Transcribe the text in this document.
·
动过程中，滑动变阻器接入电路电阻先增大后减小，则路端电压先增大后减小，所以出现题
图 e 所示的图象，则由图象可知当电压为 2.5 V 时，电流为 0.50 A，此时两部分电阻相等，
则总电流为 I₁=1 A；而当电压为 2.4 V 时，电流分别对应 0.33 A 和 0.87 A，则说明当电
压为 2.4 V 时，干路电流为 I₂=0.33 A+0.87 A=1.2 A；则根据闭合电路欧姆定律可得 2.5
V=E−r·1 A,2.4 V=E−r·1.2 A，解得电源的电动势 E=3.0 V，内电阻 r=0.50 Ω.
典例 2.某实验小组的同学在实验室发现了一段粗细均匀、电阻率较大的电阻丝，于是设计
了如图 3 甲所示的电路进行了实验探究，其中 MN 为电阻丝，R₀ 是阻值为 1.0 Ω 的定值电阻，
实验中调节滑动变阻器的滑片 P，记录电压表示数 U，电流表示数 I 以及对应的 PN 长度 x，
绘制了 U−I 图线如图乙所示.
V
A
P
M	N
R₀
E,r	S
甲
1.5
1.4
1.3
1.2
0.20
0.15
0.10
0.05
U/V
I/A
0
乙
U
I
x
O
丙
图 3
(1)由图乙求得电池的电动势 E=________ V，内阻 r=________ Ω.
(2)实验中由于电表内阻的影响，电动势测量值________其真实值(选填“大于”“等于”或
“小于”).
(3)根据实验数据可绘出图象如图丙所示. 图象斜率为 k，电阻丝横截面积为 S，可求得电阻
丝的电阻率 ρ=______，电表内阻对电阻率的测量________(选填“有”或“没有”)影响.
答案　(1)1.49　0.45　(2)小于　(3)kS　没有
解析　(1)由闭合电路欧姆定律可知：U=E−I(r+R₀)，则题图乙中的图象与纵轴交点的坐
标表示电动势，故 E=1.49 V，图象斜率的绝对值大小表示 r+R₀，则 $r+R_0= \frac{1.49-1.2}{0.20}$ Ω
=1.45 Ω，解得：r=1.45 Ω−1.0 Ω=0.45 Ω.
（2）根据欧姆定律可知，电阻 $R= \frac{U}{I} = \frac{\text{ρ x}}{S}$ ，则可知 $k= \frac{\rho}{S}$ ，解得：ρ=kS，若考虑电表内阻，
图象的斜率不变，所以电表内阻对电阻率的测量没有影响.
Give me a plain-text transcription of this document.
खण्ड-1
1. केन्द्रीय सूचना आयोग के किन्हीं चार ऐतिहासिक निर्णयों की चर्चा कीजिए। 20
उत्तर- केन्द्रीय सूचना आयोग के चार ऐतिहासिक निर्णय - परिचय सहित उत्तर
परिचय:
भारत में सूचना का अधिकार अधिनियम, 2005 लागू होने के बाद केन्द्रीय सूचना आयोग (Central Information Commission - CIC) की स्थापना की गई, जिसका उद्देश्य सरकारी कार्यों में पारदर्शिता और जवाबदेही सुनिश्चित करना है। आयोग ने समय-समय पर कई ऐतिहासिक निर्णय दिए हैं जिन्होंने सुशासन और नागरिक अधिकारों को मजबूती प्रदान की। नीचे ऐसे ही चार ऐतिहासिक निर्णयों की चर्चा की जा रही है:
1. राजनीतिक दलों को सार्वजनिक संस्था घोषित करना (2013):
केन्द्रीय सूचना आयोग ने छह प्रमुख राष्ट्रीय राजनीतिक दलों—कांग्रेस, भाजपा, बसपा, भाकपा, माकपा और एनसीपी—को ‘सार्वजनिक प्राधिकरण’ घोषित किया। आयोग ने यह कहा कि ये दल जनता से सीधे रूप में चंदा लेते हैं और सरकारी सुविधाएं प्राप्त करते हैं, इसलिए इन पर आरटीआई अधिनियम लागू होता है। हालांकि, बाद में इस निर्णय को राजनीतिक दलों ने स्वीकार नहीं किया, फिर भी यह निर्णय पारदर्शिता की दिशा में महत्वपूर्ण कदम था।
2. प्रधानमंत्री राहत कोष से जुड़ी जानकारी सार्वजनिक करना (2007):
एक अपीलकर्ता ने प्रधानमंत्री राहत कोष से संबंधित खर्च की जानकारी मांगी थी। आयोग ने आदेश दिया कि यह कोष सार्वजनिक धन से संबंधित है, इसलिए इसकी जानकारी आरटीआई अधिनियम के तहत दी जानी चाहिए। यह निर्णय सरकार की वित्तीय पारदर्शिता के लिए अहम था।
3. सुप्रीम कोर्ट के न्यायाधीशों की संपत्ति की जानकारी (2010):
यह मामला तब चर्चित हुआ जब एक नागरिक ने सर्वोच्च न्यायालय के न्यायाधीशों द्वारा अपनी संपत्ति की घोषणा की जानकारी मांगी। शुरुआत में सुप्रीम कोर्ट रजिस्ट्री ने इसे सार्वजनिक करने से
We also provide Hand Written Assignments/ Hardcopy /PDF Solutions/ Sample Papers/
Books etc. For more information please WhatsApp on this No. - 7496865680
____
Task: Going through the entries above, report how many lines include the string "text". The number alone is the answer.

Answer to this exercise: 3